• _Supplied passage_

It’s took me to trust about 2 years. Lots of controlled meetings or walking on the leash around the birds and simple corrections when the dog shows unwanted behavior, you can not do this unless you trust the dog will listed to your commands. Good luck


----------



## banzai555 (Sep 2, 2019)

I don't have much advice other than to say...I think it's possible! Chickens are legal in city limits here and there's this one flock we encounter almost every morning on our walk. Sometimes one or two of the chickens are out of the pen and wandering around on the sidewalk. The first few times Willow would lock on and I could tell she wanted to chase them, but I gave her a quick "uh-uh" or "leave it" and she would. Now she doesn't even bother--she knows they're off limits. 

So I guess I would work on getting solid obedience to "leave it". And just carefully supervise until you know he can be trusted around them.


----------



## CeraDean (Jul 9, 2019)

My boy was introduced to geese before he came to me and then we got our own chickens when he was a year and a half. 
I did high engagement activities with him while they were in the coop until he ignored them. Then let them free range at a distance, still high engagement, short sessions. Gradually increasing the duration and decreasing the engagement.

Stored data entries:

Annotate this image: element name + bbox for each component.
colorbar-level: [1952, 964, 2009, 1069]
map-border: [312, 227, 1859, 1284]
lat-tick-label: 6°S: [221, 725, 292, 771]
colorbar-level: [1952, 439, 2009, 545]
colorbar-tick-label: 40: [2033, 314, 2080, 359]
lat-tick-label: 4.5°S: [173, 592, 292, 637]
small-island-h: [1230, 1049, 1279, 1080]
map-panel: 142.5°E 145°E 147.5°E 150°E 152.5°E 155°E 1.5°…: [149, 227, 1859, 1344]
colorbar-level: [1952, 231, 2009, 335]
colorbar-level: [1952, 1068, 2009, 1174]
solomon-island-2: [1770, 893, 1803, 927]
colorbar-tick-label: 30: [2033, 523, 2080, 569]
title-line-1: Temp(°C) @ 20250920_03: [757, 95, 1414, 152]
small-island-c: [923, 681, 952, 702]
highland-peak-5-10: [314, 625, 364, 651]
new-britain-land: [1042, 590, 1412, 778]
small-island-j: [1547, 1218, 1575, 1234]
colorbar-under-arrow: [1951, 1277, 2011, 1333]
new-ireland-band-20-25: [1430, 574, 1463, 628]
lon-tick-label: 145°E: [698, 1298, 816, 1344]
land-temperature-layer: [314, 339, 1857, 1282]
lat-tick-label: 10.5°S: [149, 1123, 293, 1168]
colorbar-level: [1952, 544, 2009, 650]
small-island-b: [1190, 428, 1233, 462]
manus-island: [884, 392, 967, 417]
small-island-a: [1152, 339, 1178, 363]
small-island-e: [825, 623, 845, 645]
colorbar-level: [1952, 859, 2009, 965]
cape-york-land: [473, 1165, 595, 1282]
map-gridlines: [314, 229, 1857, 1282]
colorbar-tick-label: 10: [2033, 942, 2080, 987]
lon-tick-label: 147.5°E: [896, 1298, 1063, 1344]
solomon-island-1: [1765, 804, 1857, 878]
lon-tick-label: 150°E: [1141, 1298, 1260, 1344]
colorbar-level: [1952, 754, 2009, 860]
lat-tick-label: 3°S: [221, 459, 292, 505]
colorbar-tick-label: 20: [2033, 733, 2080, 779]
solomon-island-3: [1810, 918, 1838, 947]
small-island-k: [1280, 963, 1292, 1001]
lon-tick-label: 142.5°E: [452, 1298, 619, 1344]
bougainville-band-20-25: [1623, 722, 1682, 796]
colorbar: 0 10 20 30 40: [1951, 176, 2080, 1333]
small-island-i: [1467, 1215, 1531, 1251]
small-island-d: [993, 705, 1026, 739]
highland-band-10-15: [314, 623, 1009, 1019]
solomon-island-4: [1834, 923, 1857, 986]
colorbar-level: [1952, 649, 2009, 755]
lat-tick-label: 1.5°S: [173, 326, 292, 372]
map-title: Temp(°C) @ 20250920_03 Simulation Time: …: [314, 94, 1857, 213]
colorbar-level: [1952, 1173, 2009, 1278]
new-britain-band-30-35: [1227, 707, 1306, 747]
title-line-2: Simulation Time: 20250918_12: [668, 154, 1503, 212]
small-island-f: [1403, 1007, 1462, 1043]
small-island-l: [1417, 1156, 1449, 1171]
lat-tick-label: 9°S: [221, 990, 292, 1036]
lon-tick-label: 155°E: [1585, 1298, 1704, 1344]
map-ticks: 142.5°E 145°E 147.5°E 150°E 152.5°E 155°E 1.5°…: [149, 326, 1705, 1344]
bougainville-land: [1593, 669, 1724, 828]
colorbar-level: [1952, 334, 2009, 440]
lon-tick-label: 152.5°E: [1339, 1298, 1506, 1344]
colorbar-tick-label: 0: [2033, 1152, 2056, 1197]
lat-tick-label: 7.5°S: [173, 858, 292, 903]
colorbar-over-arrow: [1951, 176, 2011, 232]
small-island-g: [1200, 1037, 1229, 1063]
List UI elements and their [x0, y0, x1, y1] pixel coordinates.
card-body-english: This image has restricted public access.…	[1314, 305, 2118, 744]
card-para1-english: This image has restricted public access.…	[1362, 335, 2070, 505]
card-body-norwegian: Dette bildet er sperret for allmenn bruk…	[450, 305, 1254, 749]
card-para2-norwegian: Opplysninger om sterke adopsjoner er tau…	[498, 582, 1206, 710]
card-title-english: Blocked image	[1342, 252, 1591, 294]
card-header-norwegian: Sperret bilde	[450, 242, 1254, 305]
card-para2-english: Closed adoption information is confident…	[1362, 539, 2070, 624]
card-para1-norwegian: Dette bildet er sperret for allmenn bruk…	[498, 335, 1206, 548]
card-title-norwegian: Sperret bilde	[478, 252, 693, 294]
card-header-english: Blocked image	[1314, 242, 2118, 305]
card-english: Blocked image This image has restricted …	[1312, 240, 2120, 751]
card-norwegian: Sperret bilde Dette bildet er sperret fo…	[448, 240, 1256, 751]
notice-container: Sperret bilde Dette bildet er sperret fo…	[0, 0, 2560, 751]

• _Work instruction_
Summarize the forum thread on dogs and poultry in two sentences. The items can be set aside here.

• _Written reply_
One poster says it took about two years to trust a dog around birds, using controlled meetings, leashed walks near the birds, and simple corrections for unwanted behavior. Others advise building solid obedience to "leave it" with careful supervision, or doing high engagement activities while the chickens are in the coop, then letting them free range at a distance and gradually increasing duration while decreasing engagement.